• [Figure content listings]
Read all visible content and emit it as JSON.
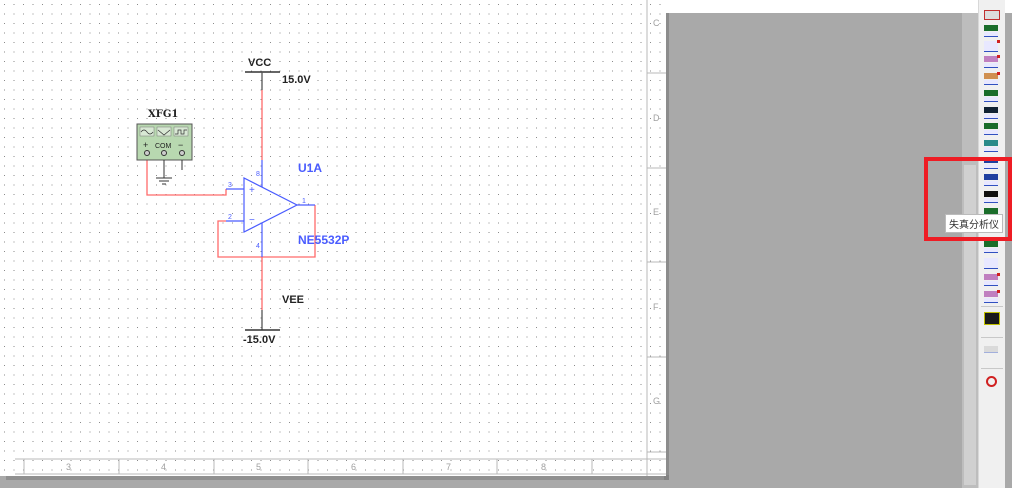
{
  "schematic": {
    "function_generator": {
      "ref": "XFG1",
      "terminals": {
        "plus": "+",
        "com": "COM",
        "minus": "−"
      }
    },
    "opamp": {
      "ref": "U1A",
      "model": "NE5532P",
      "pins": {
        "noninv": "3",
        "inv": "2",
        "out": "1",
        "vpos": "8",
        "vneg": "4"
      },
      "plus_sign": "+",
      "minus_sign": "−"
    },
    "vcc": {
      "name": "VCC",
      "value": "15.0V"
    },
    "vee": {
      "name": "VEE",
      "value": "-15.0V"
    }
  },
  "border": {
    "rows": [
      "C",
      "D",
      "E",
      "F",
      "G"
    ],
    "columns": [
      "3",
      "4",
      "5",
      "6",
      "7",
      "8"
    ]
  },
  "toolbar": {
    "tooltip": "失真分析仪",
    "highlighted_tool": "distortion-analyzer"
  },
  "colors": {
    "wire": "#ff6a6a",
    "component": "#4040ff",
    "highlight": "#ee1c24",
    "fg_body": "#b8d8b0"
  }
}
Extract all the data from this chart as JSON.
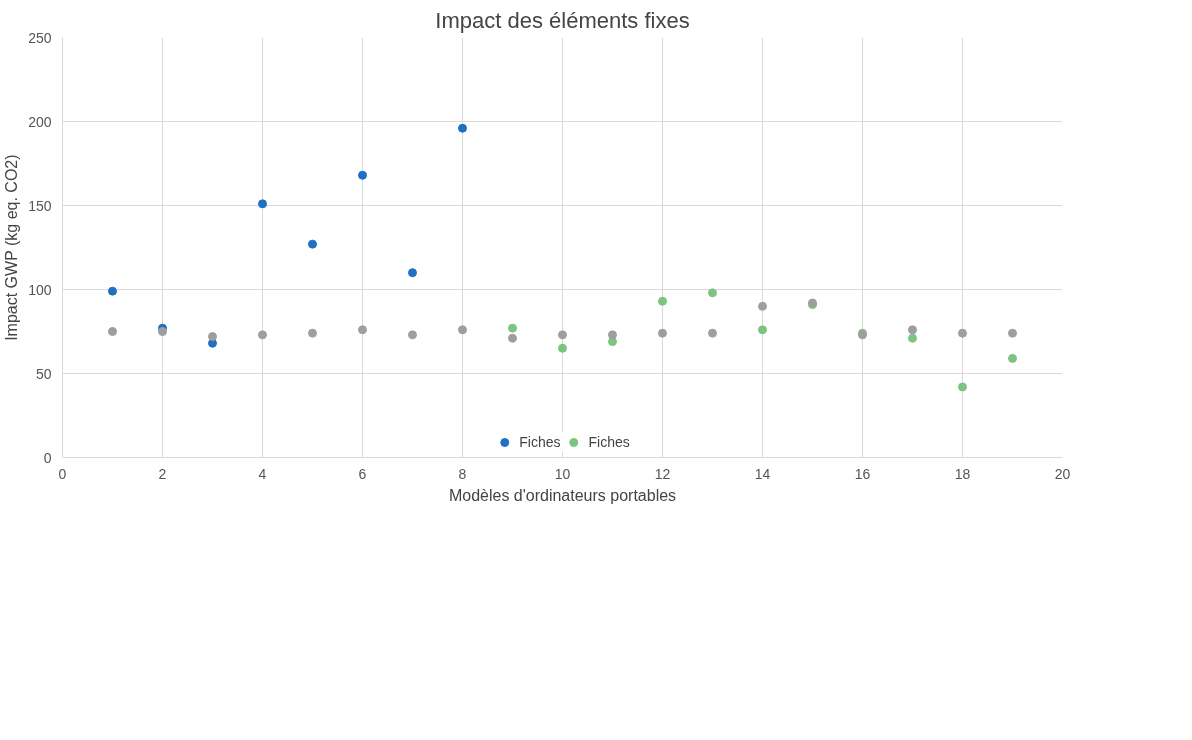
{
  "chart_data": {
    "type": "scatter",
    "title": "Impact des éléments fixes",
    "xlabel": "Modèles d'ordinateurs portables",
    "ylabel": "Impact GWP (kg eq. CO2)",
    "xlim": [
      0,
      20
    ],
    "xticks": [
      0,
      2,
      4,
      6,
      8,
      10,
      12,
      14,
      16,
      18,
      20
    ],
    "ylim": [
      0,
      250
    ],
    "yticks": [
      0,
      50,
      100,
      150,
      200,
      250
    ],
    "grid": true,
    "legend": "bottom",
    "marker": "circle",
    "series": [
      {
        "name": "Fiches",
        "color": "#1f6fc5",
        "x": [
          1,
          2,
          3,
          4,
          5,
          6,
          7,
          8
        ],
        "values": [
          99,
          77,
          68,
          151,
          127,
          168,
          110,
          196
        ]
      },
      {
        "name": "Fiches",
        "color": "#7cc47f",
        "x": [
          9,
          10,
          11,
          12,
          13,
          14,
          15,
          16,
          17,
          18,
          19
        ],
        "values": [
          77,
          65,
          69,
          93,
          98,
          76,
          91,
          74,
          71,
          42,
          59
        ]
      },
      {
        "color": "#9e9e9e",
        "x": [
          1,
          2,
          3,
          4,
          5,
          6,
          7,
          8,
          9,
          10,
          11,
          12,
          13,
          14,
          15,
          16,
          17,
          18,
          19
        ],
        "values": [
          75,
          75,
          72,
          73,
          74,
          76,
          73,
          76,
          71,
          73,
          73,
          74,
          74,
          90,
          92,
          73,
          76,
          74,
          74
        ]
      }
    ]
  }
}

• [TASK DETAILS] Can you restate all the records above word for word while dropping the pictures?

• [TASK RESULT]
Read all visible content and emit it as JSON.
{
  "schematic": {
    "function_generator": {
      "ref": "XFG1",
      "terminals": {
        "plus": "+",
        "com": "COM",
        "minus": "−"
      }
    },
    "opamp": {
      "ref": "U1A",
      "model": "NE5532P",
      "pins": {
        "noninv": "3",
        "inv": "2",
        "out": "1",
        "vpos": "8",
        "vneg": "4"
      },
      "plus_sign": "+",
      "minus_sign": "−"
    },
    "vcc": {
      "name": "VCC",
      "value": "15.0V"
    },
    "vee": {
      "name": "VEE",
      "value": "-15.0V"
    }
  },
  "border": {
    "rows": [
      "C",
      "D",
      "E",
      "F",
      "G"
    ],
    "columns": [
      "3",
      "4",
      "5",
      "6",
      "7",
      "8"
    ]
  },
  "toolbar": {
    "tooltip": "失真分析仪",
    "highlighted_tool": "distortion-analyzer"
  },
  "colors": {
    "wire": "#ff6a6a",
    "component": "#4040ff",
    "highlight": "#ee1c24",
    "fg_body": "#b8d8b0"
  }
}
Extract all the data from this chart as JSON.
{
  "chart_data": {
    "type": "scatter",
    "title": "Impact des éléments fixes",
    "xlabel": "Modèles d'ordinateurs portables",
    "ylabel": "Impact GWP (kg eq. CO2)",
    "xlim": [
      0,
      20
    ],
    "xticks": [
      0,
      2,
      4,
      6,
      8,
      10,
      12,
      14,
      16,
      18,
      20
    ],
    "ylim": [
      0,
      250
    ],
    "yticks": [
      0,
      50,
      100,
      150,
      200,
      250
    ],
    "grid": true,
    "legend": "bottom",
    "marker": "circle",
    "series": [
      {
        "name": "Fiches",
        "color": "#1f6fc5",
        "x": [
          1,
          2,
          3,
          4,
          5,
          6,
          7,
          8
        ],
        "values": [
          99,
          77,
          68,
          151,
          127,
          168,
          110,
          196
        ]
      },
      {
        "name": "Fiches",
        "color": "#7cc47f",
        "x": [
          9,
          10,
          11,
          12,
          13,
          14,
          15,
          16,
          17,
          18,
          19
        ],
        "values": [
          77,
          65,
          69,
          93,
          98,
          76,
          91,
          74,
          71,
          42,
          59
        ]
      },
      {
        "color": "#9e9e9e",
        "x": [
          1,
          2,
          3,
          4,
          5,
          6,
          7,
          8,
          9,
          10,
          11,
          12,
          13,
          14,
          15,
          16,
          17,
          18,
          19
        ],
        "values": [
          75,
          75,
          72,
          73,
          74,
          76,
          73,
          76,
          71,
          73,
          73,
          74,
          74,
          90,
          92,
          73,
          76,
          74,
          74
        ]
      }
    ]
  }
}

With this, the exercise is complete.